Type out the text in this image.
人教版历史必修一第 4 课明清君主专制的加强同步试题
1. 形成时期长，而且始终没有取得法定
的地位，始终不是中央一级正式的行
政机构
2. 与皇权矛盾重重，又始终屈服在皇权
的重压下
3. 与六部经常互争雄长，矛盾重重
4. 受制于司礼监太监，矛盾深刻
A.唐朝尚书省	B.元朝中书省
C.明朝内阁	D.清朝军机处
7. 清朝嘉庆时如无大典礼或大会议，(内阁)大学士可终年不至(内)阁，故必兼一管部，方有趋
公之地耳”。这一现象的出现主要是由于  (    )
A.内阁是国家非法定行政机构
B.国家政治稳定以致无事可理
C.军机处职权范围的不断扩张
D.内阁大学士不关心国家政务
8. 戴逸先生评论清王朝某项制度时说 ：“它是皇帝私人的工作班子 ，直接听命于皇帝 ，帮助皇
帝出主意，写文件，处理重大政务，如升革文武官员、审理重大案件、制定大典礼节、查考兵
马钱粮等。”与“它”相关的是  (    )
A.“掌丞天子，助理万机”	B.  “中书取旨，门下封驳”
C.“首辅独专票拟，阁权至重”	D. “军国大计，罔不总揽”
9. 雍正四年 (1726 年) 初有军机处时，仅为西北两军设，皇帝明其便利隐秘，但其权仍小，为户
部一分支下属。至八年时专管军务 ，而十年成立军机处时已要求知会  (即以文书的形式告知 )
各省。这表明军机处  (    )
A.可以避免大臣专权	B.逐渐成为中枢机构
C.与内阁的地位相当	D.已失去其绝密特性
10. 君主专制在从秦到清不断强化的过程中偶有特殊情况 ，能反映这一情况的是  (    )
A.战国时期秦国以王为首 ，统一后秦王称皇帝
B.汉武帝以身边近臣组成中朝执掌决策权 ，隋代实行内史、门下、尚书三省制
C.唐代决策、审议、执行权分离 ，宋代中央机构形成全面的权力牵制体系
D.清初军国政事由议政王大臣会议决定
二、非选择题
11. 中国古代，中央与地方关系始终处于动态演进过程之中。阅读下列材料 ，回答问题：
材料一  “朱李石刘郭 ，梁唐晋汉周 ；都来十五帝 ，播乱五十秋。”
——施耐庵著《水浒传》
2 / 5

## EXERCISE AIM
Every entry above should be retyped exactly as shown.

## FULL RESPONSE
Type out the text in this image.
人教版历史必修一第 4 课明清君主专制的加强同步试题
1. 形成时期长，而且始终没有取得法定
的地位，始终不是中央一级正式的行
政机构
2. 与皇权矛盾重重，又始终屈服在皇权
的重压下
3. 与六部经常互争雄长，矛盾重重
4. 受制于司礼监太监，矛盾深刻
A.唐朝尚书省	B.元朝中书省
C.明朝内阁	D.清朝军机处
7. 清朝嘉庆时如无大典礼或大会议，(内阁)大学士可终年不至(内)阁，故必兼一管部，方有趋
公之地耳”。这一现象的出现主要是由于  (    )
A.内阁是国家非法定行政机构
B.国家政治稳定以致无事可理
C.军机处职权范围的不断扩张
D.内阁大学士不关心国家政务
8. 戴逸先生评论清王朝某项制度时说 ：“它是皇帝私人的工作班子 ，直接听命于皇帝 ，帮助皇
帝出主意，写文件，处理重大政务，如升革文武官员、审理重大案件、制定大典礼节、查考兵
马钱粮等。”与“它”相关的是  (    )
A.“掌丞天子，助理万机”	B.  “中书取旨，门下封驳”
C.“首辅独专票拟，阁权至重”	D. “军国大计，罔不总揽”
9. 雍正四年 (1726 年) 初有军机处时，仅为西北两军设，皇帝明其便利隐秘，但其权仍小，为户
部一分支下属。至八年时专管军务 ，而十年成立军机处时已要求知会  (即以文书的形式告知 )
各省。这表明军机处  (    )
A.可以避免大臣专权	B.逐渐成为中枢机构
C.与内阁的地位相当	D.已失去其绝密特性
10. 君主专制在从秦到清不断强化的过程中偶有特殊情况 ，能反映这一情况的是  (    )
A.战国时期秦国以王为首 ，统一后秦王称皇帝
B.汉武帝以身边近臣组成中朝执掌决策权 ，隋代实行内史、门下、尚书三省制
C.唐代决策、审议、执行权分离 ，宋代中央机构形成全面的权力牵制体系
D.清初军国政事由议政王大臣会议决定
二、非选择题
11. 中国古代，中央与地方关系始终处于动态演进过程之中。阅读下列材料 ，回答问题：
材料一  “朱李石刘郭 ，梁唐晋汉周 ；都来十五帝 ，播乱五十秋。”
——施耐庵著《水浒传》
2 / 5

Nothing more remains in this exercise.